(Data entries)
--*--
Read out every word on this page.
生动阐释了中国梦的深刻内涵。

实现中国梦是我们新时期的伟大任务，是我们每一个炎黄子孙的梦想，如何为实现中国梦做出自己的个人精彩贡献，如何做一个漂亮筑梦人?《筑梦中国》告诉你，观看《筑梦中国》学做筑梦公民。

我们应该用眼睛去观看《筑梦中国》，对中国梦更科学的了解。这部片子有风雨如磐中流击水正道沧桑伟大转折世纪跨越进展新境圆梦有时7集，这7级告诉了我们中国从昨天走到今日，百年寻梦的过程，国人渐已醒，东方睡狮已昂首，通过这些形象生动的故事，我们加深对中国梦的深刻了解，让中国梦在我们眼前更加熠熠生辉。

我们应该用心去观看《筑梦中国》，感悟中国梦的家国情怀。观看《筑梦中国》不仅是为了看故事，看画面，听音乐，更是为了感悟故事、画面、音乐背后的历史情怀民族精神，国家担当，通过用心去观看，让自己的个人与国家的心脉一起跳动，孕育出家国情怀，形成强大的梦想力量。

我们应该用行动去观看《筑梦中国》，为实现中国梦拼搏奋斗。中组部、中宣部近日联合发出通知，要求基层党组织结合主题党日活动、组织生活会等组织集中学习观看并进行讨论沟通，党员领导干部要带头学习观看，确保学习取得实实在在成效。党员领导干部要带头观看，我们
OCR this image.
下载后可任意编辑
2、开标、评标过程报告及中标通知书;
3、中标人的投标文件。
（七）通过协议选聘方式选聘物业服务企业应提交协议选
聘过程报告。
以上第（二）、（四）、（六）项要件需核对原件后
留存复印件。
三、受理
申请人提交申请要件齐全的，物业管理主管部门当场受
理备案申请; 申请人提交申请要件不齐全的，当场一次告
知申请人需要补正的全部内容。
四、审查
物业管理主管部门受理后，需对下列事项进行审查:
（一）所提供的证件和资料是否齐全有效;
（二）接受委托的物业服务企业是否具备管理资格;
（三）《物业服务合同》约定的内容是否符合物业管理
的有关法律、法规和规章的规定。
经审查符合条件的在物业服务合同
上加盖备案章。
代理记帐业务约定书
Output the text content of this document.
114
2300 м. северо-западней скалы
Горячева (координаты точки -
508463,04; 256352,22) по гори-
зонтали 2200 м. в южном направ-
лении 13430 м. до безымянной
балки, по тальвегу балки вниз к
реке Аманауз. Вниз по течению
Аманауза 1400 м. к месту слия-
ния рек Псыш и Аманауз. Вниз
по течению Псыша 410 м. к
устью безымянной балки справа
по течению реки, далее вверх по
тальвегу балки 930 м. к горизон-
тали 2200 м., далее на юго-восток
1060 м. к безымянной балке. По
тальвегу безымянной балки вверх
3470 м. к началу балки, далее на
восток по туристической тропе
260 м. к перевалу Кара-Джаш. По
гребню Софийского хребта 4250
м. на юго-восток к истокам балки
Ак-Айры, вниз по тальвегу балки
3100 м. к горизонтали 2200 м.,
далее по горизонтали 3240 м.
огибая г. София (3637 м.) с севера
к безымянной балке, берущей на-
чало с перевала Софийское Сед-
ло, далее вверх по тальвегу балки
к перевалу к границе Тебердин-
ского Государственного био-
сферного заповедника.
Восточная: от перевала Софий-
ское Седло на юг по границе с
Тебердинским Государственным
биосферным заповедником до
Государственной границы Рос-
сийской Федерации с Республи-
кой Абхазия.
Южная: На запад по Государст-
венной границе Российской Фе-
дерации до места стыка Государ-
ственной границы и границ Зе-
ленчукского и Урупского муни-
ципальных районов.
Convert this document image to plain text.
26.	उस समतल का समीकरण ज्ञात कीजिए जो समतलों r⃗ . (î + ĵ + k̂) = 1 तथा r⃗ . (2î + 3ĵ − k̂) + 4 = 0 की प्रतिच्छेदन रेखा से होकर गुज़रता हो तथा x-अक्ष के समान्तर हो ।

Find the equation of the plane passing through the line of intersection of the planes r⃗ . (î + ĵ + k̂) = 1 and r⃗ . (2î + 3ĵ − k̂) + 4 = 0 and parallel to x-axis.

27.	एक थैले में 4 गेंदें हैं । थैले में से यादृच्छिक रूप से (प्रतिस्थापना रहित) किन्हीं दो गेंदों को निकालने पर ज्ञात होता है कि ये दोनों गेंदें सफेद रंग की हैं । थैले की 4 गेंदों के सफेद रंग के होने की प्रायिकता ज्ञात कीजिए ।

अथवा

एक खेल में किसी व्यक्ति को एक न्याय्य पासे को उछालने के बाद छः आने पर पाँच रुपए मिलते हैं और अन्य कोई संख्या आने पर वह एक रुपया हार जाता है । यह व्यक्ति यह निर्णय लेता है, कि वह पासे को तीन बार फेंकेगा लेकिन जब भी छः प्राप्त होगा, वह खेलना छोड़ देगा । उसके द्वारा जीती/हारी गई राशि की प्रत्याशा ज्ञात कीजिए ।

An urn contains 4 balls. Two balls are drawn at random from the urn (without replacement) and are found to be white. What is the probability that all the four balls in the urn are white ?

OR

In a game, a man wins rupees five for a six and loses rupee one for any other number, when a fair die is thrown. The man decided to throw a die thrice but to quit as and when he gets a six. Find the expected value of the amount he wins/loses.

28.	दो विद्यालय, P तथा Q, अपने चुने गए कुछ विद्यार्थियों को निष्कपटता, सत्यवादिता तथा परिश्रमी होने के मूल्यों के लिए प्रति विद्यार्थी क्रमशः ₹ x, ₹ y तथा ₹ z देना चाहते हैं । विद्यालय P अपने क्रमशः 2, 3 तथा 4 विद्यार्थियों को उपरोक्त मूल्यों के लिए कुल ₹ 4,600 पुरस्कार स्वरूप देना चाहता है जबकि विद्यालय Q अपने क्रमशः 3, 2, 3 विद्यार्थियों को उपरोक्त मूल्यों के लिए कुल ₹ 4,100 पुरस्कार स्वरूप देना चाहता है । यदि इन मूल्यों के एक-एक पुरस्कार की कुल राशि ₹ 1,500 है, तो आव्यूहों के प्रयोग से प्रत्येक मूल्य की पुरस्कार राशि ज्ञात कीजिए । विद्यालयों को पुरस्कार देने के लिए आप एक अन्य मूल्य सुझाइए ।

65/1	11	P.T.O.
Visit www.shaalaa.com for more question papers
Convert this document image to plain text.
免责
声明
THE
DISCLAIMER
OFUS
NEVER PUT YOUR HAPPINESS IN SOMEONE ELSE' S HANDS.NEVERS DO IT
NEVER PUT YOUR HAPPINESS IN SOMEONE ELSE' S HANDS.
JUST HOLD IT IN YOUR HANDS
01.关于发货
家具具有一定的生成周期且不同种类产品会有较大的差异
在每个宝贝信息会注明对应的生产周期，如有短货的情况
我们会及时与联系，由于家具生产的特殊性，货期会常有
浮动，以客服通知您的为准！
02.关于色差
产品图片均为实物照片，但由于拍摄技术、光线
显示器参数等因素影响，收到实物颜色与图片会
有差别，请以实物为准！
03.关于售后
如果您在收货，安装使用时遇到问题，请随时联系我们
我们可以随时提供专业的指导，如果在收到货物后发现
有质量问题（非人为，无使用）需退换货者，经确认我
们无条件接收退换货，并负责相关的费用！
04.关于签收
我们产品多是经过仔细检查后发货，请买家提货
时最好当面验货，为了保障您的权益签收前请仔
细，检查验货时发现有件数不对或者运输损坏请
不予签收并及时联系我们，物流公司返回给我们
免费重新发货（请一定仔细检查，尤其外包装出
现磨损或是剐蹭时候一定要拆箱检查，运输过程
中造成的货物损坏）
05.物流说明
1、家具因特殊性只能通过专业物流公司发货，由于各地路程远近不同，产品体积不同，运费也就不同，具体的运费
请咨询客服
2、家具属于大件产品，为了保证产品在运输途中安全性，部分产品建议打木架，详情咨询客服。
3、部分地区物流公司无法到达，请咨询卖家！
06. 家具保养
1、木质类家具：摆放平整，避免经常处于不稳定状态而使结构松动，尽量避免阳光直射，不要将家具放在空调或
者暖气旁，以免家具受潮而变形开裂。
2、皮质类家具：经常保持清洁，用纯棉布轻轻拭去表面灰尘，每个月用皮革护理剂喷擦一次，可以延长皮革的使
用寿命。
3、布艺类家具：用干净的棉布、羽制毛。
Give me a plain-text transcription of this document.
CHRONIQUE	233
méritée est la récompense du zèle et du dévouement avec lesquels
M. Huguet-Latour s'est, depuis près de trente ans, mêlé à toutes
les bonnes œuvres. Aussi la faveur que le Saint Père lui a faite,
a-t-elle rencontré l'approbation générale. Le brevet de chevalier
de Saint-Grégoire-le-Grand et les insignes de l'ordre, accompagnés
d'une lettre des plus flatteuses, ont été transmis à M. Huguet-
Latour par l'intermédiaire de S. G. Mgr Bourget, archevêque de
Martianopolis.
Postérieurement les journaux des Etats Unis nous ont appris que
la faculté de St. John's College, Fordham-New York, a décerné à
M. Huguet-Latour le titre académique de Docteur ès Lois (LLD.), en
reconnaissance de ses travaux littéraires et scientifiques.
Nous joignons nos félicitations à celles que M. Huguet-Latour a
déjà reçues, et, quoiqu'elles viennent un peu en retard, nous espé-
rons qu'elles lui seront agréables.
--*--
▸ Aim of the exercise: Copy each line above that contains the string "перевала".

▸ Answer:
чало с перевала Софийское Сед-
Восточная: от перевала Софий-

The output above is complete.